___ DATA SECTION ___

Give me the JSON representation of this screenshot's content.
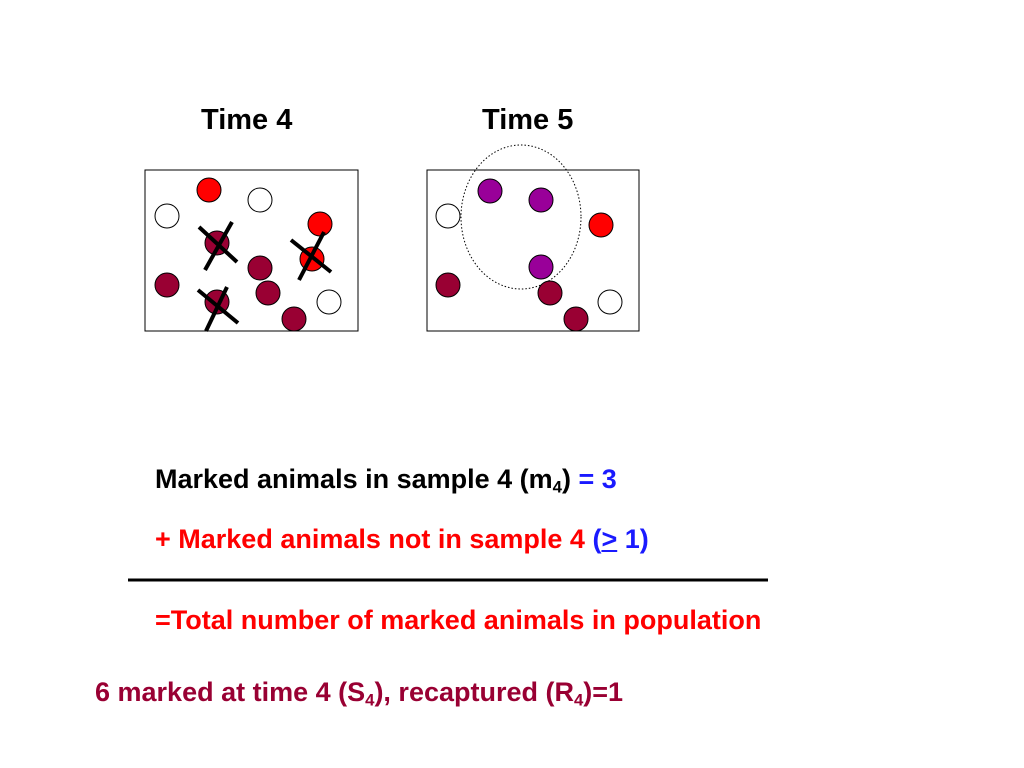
{
  "slide": {
    "panel_left_title": "Time 4",
    "panel_right_title": "Time 5",
    "line1": {
      "prefix": "Marked animals in sample 4 (m",
      "sub": "4",
      "suffix": ")",
      "result": "= 3"
    },
    "line2": {
      "plus": "+ ",
      "text": "Marked animals not in sample 4",
      "paren_open": "(",
      "ge": ">",
      "value": " 1)"
    },
    "line3": "=Total number of marked animals in population",
    "line4": {
      "a": "6 marked at time 4 (S",
      "sub_s": "4",
      "b": "), recaptured (R",
      "sub_r": "4",
      "c": ")=1"
    }
  },
  "colors": {
    "red": "#ff0000",
    "maroon": "#990033",
    "purple": "#990099",
    "white": "#ffffff",
    "cross": "#000000",
    "text_blue": "#1a1aff",
    "text_red": "#ff0000",
    "text_maroon": "#990033"
  }
}
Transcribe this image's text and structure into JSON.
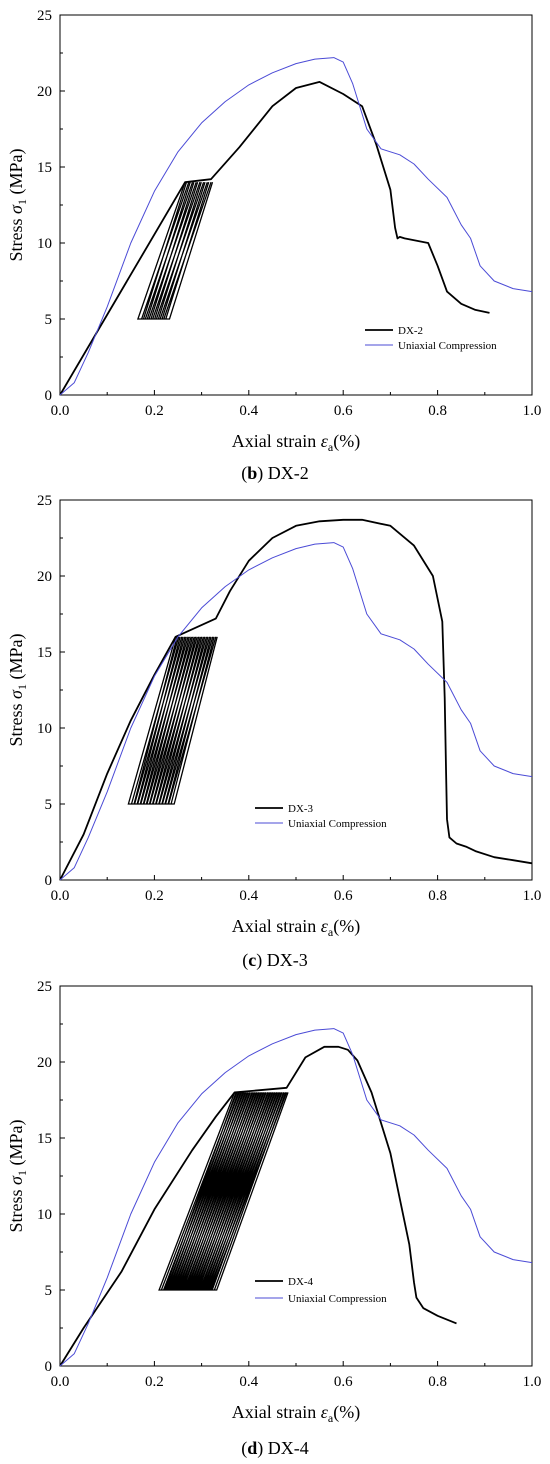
{
  "chart_data": [
    {
      "type": "line",
      "caption_letter": "b",
      "caption_name": "DX-2",
      "xlabel_main": "Axial strain ",
      "xlabel_sym": "ε",
      "xlabel_sub": "a",
      "xlabel_unit": "(%)",
      "ylabel_main": "Stress ",
      "ylabel_sym": "σ",
      "ylabel_sub": "1",
      "ylabel_unit": " (MPa)",
      "xlim": [
        0,
        1.0
      ],
      "ylim": [
        0,
        25
      ],
      "xticks": [
        "0.0",
        "0.2",
        "0.4",
        "0.6",
        "0.8",
        "1.0"
      ],
      "yticks": [
        "0",
        "5",
        "10",
        "15",
        "20",
        "25"
      ],
      "legend_position": "lower-right",
      "series": [
        {
          "name": "DX-2",
          "color": "#000000",
          "cycles": {
            "start": 0.265,
            "end": 0.32,
            "count": 8,
            "width": 0.1,
            "low": 5,
            "high": 14
          },
          "x": [
            0,
            0.265,
            0.32,
            0.38,
            0.45,
            0.5,
            0.55,
            0.6,
            0.64,
            0.67,
            0.7,
            0.71,
            0.715,
            0.72,
            0.73,
            0.78,
            0.8,
            0.82,
            0.85,
            0.88,
            0.91
          ],
          "y": [
            0,
            14,
            14.2,
            16.3,
            19,
            20.2,
            20.6,
            19.8,
            19,
            16.5,
            13.5,
            11,
            10.3,
            10.4,
            10.3,
            10,
            8.5,
            6.8,
            6,
            5.6,
            5.4
          ]
        },
        {
          "name": "Uniaxial Compression",
          "color": "#4b4bd6",
          "x": [
            0,
            0.03,
            0.06,
            0.1,
            0.15,
            0.2,
            0.25,
            0.3,
            0.35,
            0.4,
            0.45,
            0.5,
            0.54,
            0.58,
            0.6,
            0.62,
            0.65,
            0.68,
            0.72,
            0.75,
            0.78,
            0.82,
            0.85,
            0.87,
            0.89,
            0.92,
            0.96,
            1.0
          ],
          "y": [
            0,
            0.8,
            2.8,
            5.8,
            10,
            13.4,
            16,
            17.9,
            19.3,
            20.4,
            21.2,
            21.8,
            22.1,
            22.2,
            21.9,
            20.5,
            17.5,
            16.2,
            15.8,
            15.2,
            14.2,
            13,
            11.2,
            10.3,
            8.5,
            7.5,
            7,
            6.8
          ]
        }
      ]
    },
    {
      "type": "line",
      "caption_letter": "c",
      "caption_name": "DX-3",
      "xlabel_main": "Axial strain ",
      "xlabel_sym": "ε",
      "xlabel_sub": "a",
      "xlabel_unit": "(%)",
      "ylabel_main": "Stress ",
      "ylabel_sym": "σ",
      "ylabel_sub": "1",
      "ylabel_unit": " (MPa)",
      "xlim": [
        0,
        1.0
      ],
      "ylim": [
        0,
        25
      ],
      "xticks": [
        "0.0",
        "0.2",
        "0.4",
        "0.6",
        "0.8",
        "1.0"
      ],
      "yticks": [
        "0",
        "5",
        "10",
        "15",
        "20",
        "25"
      ],
      "legend_position": "lower-center",
      "series": [
        {
          "name": "DX-3",
          "color": "#000000",
          "cycles": {
            "start": 0.245,
            "end": 0.33,
            "count": 14,
            "width": 0.1,
            "low": 5,
            "high": 16
          },
          "x": [
            0,
            0.05,
            0.1,
            0.15,
            0.2,
            0.245,
            0.33,
            0.36,
            0.4,
            0.45,
            0.5,
            0.55,
            0.6,
            0.64,
            0.7,
            0.75,
            0.79,
            0.81,
            0.815,
            0.818,
            0.82,
            0.825,
            0.84,
            0.86,
            0.88,
            0.92,
            0.96,
            1.0
          ],
          "y": [
            0,
            3,
            7,
            10.5,
            13.5,
            16,
            17.2,
            19,
            21,
            22.5,
            23.3,
            23.6,
            23.7,
            23.7,
            23.3,
            22,
            20,
            17,
            12,
            7,
            4,
            2.8,
            2.4,
            2.2,
            1.9,
            1.5,
            1.3,
            1.1
          ]
        },
        {
          "name": "Uniaxial Compression",
          "color": "#4b4bd6",
          "x": [
            0,
            0.03,
            0.06,
            0.1,
            0.15,
            0.2,
            0.25,
            0.3,
            0.35,
            0.4,
            0.45,
            0.5,
            0.54,
            0.58,
            0.6,
            0.62,
            0.65,
            0.68,
            0.72,
            0.75,
            0.78,
            0.82,
            0.85,
            0.87,
            0.89,
            0.92,
            0.96,
            1.0
          ],
          "y": [
            0,
            0.8,
            2.8,
            5.8,
            10,
            13.4,
            16,
            17.9,
            19.3,
            20.4,
            21.2,
            21.8,
            22.1,
            22.2,
            21.9,
            20.5,
            17.5,
            16.2,
            15.8,
            15.2,
            14.2,
            13,
            11.2,
            10.3,
            8.5,
            7.5,
            7,
            6.8
          ]
        }
      ]
    },
    {
      "type": "line",
      "caption_letter": "d",
      "caption_name": "DX-4",
      "xlabel_main": "Axial strain ",
      "xlabel_sym": "ε",
      "xlabel_sub": "a",
      "xlabel_unit": "(%)",
      "ylabel_main": "Stress ",
      "ylabel_sym": "σ",
      "ylabel_sub": "1",
      "ylabel_unit": " (MPa)",
      "xlim": [
        0,
        1.0
      ],
      "ylim": [
        0,
        25
      ],
      "xticks": [
        "0.0",
        "0.2",
        "0.4",
        "0.6",
        "0.8",
        "1.0"
      ],
      "yticks": [
        "0",
        "5",
        "10",
        "15",
        "20",
        "25"
      ],
      "legend_position": "lower-center",
      "series": [
        {
          "name": "DX-4",
          "color": "#000000",
          "cycles": {
            "start": 0.37,
            "end": 0.48,
            "count": 24,
            "width": 0.16,
            "low": 5,
            "high": 18
          },
          "x": [
            0,
            0.05,
            0.13,
            0.2,
            0.28,
            0.33,
            0.37,
            0.48,
            0.52,
            0.56,
            0.59,
            0.61,
            0.63,
            0.66,
            0.7,
            0.72,
            0.74,
            0.75,
            0.755,
            0.77,
            0.8,
            0.84
          ],
          "y": [
            0,
            2.5,
            6.2,
            10.3,
            14.2,
            16.4,
            18,
            18.3,
            20.3,
            21,
            21,
            20.8,
            20.1,
            18,
            14,
            11,
            8,
            5.5,
            4.5,
            3.8,
            3.3,
            2.8
          ]
        },
        {
          "name": "Uniaxial Compression",
          "color": "#4b4bd6",
          "x": [
            0,
            0.03,
            0.06,
            0.1,
            0.15,
            0.2,
            0.25,
            0.3,
            0.35,
            0.4,
            0.45,
            0.5,
            0.54,
            0.58,
            0.6,
            0.62,
            0.65,
            0.68,
            0.72,
            0.75,
            0.78,
            0.82,
            0.85,
            0.87,
            0.89,
            0.92,
            0.96,
            1.0
          ],
          "y": [
            0,
            0.8,
            2.8,
            5.8,
            10,
            13.4,
            16,
            17.9,
            19.3,
            20.4,
            21.2,
            21.8,
            22.1,
            22.2,
            21.9,
            20.5,
            17.5,
            16.2,
            15.8,
            15.2,
            14.2,
            13,
            11.2,
            10.3,
            8.5,
            7.5,
            7,
            6.8
          ]
        }
      ]
    }
  ]
}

___

WHAT TO DO: Out of the records, collect only those lines that contain the string "animals".

TASK ANSWER:
      "prefix": "Marked animals in sample 4 (m",
      "text": "Marked animals not in sample 4",
    "line3": "=Total number of marked animals in population",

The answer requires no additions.